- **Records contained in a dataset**
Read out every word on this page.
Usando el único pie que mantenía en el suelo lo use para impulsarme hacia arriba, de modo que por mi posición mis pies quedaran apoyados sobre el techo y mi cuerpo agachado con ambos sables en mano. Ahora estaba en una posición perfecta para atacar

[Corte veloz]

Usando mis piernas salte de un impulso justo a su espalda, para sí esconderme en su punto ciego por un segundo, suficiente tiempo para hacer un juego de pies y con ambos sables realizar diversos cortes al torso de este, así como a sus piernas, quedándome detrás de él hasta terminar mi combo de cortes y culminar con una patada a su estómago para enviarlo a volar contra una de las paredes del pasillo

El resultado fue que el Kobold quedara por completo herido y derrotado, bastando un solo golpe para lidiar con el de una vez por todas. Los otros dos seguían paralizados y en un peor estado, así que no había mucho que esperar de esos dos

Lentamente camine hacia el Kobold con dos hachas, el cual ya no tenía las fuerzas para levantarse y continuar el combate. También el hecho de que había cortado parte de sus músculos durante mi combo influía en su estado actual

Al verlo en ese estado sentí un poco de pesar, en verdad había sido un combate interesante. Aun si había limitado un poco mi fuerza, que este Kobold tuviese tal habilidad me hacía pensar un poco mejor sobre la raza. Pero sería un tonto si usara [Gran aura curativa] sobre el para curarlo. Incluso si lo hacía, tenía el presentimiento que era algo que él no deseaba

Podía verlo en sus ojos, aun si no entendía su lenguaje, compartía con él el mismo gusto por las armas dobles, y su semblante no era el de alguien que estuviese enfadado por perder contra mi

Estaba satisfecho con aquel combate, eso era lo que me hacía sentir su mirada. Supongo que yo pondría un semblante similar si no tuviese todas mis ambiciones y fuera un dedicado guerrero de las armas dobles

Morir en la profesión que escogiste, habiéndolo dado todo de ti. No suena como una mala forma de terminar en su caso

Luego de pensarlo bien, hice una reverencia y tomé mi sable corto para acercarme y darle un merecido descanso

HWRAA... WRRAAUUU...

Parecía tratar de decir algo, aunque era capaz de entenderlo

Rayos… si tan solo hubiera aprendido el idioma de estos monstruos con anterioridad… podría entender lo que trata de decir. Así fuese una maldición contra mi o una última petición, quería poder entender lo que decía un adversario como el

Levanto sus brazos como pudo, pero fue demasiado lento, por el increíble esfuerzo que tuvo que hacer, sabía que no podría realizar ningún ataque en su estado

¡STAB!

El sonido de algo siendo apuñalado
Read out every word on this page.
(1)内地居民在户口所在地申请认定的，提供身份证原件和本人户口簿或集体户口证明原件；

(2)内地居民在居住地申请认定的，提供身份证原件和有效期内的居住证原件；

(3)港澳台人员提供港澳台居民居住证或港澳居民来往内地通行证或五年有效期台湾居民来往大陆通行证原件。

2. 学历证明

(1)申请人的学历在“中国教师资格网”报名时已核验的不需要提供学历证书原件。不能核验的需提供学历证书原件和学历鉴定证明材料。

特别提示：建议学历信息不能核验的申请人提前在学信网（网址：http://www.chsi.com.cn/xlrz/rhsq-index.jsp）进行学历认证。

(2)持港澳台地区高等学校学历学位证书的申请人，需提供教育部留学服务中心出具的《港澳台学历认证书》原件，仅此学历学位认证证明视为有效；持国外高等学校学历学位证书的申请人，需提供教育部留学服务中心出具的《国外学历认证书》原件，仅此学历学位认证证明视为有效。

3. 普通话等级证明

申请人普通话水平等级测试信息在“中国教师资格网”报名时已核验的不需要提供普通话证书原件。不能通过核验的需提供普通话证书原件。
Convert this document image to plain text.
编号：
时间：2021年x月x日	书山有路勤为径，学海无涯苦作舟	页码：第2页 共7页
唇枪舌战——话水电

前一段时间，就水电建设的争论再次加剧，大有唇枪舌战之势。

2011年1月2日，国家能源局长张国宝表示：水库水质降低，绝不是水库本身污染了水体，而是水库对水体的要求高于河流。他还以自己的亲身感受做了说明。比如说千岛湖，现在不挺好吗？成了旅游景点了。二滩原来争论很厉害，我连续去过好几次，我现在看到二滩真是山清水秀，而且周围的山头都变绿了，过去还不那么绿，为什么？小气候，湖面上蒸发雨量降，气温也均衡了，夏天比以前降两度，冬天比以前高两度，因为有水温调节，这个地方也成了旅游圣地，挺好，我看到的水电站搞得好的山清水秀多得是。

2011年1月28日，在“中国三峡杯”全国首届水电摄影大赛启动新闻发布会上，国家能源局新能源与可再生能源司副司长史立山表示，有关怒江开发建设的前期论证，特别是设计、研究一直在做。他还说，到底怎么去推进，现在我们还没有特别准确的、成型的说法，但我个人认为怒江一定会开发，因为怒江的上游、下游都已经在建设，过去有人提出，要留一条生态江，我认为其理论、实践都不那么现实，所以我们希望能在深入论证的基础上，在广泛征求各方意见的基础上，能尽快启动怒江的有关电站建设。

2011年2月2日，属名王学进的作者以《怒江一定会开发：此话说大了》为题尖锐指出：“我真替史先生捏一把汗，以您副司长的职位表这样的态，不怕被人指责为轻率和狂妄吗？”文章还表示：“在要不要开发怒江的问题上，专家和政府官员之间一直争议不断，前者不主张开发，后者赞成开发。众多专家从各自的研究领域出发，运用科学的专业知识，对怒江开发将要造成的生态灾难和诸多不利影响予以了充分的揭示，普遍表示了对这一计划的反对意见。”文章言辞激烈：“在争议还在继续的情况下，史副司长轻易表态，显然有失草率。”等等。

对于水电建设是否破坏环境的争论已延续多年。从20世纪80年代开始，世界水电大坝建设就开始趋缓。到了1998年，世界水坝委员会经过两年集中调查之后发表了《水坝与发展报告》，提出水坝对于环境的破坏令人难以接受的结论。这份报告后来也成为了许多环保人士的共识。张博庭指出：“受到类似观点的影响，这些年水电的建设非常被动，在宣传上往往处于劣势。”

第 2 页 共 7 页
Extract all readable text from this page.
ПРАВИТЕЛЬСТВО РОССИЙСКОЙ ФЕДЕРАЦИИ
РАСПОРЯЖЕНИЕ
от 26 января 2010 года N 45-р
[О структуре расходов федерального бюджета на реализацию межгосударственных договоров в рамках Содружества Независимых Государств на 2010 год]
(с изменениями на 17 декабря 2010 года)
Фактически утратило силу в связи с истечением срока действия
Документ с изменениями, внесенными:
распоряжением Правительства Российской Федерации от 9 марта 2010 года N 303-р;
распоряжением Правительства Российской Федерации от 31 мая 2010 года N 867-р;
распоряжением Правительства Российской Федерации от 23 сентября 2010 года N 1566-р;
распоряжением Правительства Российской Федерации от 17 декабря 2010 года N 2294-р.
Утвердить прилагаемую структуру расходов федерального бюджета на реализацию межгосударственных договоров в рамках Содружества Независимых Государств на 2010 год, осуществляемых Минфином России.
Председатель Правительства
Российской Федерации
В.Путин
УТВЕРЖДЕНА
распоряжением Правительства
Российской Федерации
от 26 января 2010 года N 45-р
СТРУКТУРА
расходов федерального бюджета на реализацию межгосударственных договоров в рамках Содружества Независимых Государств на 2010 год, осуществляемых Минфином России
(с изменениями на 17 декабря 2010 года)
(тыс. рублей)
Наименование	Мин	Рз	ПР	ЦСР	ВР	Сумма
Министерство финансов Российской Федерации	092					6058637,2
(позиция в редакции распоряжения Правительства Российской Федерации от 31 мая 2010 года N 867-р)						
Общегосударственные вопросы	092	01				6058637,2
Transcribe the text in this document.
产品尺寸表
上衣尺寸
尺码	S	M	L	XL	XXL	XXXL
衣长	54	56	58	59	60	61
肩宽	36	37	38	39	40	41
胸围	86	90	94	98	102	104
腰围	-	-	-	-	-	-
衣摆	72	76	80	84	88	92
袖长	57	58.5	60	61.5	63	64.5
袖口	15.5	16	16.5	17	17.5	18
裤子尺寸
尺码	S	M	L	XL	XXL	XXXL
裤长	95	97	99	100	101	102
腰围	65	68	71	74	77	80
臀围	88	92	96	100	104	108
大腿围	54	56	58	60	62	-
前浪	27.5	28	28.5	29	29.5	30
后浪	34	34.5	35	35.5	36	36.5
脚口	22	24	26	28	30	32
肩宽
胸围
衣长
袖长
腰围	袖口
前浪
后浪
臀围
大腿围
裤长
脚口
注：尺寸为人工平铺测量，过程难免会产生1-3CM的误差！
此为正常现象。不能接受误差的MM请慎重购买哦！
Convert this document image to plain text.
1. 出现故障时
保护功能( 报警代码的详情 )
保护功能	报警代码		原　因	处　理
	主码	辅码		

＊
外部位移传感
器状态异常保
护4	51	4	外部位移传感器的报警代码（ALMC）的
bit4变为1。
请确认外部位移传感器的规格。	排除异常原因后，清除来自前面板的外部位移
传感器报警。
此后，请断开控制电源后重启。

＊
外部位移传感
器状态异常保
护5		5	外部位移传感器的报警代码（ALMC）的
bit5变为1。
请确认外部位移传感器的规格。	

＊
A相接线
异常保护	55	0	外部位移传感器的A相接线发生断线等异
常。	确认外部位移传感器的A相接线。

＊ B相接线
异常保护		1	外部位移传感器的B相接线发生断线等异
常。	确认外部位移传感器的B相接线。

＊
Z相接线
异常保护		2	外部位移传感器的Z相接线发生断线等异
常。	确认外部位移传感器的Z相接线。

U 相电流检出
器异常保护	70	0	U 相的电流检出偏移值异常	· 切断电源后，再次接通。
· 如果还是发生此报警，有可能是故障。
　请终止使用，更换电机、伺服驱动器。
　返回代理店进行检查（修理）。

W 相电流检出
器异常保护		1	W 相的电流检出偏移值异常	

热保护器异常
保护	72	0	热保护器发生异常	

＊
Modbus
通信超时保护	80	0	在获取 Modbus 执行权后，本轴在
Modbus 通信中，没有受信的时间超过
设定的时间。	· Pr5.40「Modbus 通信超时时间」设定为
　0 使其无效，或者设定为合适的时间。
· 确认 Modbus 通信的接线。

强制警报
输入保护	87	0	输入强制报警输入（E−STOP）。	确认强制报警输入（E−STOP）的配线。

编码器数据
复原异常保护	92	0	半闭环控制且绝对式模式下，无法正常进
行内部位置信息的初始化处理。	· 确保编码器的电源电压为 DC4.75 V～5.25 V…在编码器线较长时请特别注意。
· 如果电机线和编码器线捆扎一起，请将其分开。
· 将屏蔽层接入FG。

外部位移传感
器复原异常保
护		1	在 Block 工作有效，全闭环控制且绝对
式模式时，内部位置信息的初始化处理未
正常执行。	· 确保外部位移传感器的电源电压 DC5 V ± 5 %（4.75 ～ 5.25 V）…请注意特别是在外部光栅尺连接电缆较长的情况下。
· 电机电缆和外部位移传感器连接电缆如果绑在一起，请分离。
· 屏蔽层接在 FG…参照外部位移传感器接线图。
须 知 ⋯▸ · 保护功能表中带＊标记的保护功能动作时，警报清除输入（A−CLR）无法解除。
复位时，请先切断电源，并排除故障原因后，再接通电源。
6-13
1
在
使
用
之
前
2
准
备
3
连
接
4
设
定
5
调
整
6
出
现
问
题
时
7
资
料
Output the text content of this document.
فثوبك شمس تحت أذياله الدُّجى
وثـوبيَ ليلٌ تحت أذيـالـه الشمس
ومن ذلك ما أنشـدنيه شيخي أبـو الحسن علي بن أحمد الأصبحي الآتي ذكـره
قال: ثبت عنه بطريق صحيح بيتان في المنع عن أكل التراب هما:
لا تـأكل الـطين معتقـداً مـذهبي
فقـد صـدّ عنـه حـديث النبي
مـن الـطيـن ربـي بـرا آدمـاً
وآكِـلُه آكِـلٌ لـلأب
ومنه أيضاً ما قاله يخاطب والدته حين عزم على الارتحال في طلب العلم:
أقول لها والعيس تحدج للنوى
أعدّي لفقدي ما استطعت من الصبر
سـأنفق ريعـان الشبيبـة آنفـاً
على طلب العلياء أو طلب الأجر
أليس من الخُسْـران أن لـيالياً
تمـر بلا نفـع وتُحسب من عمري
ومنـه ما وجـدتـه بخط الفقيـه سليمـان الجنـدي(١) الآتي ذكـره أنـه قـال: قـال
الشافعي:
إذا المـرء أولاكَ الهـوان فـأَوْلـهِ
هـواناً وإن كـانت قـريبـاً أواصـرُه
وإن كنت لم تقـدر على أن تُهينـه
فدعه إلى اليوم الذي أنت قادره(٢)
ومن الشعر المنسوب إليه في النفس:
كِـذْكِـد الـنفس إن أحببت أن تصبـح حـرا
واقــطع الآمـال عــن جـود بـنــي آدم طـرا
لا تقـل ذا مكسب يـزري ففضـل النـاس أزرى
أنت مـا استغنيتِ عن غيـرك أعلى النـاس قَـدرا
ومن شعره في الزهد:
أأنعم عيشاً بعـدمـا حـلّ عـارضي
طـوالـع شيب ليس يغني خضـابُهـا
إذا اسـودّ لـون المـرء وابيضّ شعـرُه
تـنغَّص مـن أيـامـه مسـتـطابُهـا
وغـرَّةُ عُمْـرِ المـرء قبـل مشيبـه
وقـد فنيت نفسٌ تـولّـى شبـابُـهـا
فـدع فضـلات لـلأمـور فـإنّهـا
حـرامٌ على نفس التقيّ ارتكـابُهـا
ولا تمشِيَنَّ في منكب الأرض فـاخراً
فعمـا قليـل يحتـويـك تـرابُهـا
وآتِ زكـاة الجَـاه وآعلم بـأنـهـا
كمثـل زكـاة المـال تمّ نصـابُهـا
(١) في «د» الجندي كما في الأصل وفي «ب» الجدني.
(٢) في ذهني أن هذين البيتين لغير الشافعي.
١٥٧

- **Exercise description**
Copy out each line of the records that holds the string "text".

- **Full output**
Convert this document image to plain text.
Extract all readable text from this page.
Transcribe the text in this document.
Convert this document image to plain text.
Output the text content of this document.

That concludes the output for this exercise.